--- START Given entries ---

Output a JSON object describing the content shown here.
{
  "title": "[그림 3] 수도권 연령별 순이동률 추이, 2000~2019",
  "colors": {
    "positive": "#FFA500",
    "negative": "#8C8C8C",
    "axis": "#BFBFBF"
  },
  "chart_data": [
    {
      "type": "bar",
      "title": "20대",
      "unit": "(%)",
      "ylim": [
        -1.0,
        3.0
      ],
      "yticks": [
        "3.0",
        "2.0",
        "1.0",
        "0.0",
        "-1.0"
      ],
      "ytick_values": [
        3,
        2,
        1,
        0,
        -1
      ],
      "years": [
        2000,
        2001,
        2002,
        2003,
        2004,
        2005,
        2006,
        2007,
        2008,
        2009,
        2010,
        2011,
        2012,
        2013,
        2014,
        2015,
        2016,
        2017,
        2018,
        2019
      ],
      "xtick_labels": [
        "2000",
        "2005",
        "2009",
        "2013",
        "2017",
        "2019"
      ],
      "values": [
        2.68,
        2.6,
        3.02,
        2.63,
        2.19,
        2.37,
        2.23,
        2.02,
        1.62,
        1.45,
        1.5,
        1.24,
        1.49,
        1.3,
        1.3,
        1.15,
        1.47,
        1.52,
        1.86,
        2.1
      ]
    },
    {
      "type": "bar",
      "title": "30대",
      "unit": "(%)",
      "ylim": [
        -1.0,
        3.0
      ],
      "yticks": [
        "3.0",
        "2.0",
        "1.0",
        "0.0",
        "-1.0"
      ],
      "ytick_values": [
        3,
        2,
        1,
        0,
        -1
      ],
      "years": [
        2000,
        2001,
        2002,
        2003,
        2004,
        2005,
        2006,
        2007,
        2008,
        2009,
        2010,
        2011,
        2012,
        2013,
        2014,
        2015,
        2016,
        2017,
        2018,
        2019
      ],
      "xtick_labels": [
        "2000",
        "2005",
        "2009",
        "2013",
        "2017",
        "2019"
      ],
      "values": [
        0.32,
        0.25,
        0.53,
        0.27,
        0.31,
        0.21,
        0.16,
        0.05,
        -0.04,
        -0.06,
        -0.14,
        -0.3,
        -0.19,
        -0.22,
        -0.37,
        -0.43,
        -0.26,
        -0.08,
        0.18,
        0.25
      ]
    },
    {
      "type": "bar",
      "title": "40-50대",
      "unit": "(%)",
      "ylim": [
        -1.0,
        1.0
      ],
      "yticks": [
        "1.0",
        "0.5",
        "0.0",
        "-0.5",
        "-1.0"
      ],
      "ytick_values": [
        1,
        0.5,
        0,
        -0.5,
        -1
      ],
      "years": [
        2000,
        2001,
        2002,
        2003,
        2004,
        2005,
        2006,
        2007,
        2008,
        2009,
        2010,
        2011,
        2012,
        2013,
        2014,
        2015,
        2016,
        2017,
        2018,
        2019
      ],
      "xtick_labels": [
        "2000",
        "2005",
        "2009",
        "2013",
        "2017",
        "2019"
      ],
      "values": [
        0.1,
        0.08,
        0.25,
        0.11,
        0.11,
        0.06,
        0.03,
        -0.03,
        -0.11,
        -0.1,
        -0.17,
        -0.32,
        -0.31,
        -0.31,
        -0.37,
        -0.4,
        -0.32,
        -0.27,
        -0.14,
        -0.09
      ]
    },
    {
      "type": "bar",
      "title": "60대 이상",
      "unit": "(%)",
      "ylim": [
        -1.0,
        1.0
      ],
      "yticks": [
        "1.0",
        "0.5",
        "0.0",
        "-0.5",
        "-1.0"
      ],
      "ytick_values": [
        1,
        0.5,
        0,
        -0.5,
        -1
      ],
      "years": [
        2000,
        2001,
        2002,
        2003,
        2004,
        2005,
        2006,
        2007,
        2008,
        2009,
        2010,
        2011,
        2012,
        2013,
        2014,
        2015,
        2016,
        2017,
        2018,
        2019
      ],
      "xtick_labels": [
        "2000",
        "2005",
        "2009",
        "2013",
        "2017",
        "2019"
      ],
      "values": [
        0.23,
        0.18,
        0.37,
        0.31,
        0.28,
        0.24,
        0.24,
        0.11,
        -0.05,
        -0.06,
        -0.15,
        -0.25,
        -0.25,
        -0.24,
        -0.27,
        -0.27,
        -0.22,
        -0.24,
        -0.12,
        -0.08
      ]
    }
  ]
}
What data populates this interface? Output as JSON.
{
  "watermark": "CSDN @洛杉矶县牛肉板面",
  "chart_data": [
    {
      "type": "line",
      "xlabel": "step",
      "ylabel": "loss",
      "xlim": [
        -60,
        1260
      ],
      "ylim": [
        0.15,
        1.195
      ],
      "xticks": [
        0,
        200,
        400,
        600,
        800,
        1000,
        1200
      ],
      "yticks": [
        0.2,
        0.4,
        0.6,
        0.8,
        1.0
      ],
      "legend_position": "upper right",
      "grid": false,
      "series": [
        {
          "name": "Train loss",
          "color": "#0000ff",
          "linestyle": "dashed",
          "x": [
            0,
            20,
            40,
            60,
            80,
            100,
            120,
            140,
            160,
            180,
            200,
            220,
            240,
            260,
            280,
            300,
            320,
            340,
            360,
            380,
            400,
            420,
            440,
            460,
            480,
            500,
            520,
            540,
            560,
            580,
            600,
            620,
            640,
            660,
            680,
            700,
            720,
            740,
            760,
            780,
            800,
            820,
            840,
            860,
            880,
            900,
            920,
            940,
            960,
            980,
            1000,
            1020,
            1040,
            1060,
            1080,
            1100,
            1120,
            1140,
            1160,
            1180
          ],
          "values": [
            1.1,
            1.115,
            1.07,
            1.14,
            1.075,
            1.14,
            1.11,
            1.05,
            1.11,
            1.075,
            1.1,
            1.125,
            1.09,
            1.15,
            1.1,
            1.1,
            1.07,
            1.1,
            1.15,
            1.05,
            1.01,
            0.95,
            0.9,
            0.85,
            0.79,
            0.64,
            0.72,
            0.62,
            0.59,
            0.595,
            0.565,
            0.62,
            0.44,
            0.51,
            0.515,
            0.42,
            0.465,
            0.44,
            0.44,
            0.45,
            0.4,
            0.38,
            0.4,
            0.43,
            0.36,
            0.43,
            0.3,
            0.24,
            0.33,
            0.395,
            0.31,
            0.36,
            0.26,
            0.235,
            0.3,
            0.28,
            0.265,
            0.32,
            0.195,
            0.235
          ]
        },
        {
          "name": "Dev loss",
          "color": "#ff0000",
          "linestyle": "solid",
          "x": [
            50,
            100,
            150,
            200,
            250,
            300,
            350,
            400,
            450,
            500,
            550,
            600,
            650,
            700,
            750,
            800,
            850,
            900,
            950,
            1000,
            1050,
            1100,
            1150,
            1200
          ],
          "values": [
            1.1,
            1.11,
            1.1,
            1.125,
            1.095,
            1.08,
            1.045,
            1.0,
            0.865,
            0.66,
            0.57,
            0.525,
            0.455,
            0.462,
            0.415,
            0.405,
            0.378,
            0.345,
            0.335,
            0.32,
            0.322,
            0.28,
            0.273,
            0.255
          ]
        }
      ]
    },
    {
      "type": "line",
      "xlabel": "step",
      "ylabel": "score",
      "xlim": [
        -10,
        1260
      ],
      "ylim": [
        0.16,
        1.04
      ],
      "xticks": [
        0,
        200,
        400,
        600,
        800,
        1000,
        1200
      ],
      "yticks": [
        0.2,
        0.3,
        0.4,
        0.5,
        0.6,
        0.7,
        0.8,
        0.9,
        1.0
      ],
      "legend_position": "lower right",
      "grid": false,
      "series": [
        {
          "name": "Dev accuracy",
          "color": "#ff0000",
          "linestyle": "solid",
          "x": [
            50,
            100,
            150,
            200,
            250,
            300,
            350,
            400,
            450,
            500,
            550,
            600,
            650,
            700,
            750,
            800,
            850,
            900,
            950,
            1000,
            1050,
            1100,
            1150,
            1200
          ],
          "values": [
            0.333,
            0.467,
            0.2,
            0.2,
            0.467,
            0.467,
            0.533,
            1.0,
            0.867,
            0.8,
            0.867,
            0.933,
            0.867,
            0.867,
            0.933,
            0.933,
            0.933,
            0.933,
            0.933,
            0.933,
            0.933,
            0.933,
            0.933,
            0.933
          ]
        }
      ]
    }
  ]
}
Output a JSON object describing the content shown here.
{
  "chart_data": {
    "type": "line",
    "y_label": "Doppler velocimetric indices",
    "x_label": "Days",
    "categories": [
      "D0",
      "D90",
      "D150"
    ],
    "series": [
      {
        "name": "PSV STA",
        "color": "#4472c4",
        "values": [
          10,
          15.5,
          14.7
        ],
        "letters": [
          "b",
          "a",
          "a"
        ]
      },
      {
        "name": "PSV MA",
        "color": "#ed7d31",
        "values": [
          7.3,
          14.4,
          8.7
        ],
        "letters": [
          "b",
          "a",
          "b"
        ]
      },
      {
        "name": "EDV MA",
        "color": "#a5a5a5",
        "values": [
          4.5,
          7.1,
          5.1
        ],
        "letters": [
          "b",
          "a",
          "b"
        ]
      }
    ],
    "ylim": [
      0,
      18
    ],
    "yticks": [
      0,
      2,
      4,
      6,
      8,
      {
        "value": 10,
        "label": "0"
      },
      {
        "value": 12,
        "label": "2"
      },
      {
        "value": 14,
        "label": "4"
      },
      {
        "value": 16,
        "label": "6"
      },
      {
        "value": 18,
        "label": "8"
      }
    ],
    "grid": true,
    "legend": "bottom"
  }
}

--- END Given entries ---

Locate the word "right" in the data above. Copy every line carrying it.

▸ **Task answer**:
      "legend_position": "upper right",
      "legend_position": "lower right",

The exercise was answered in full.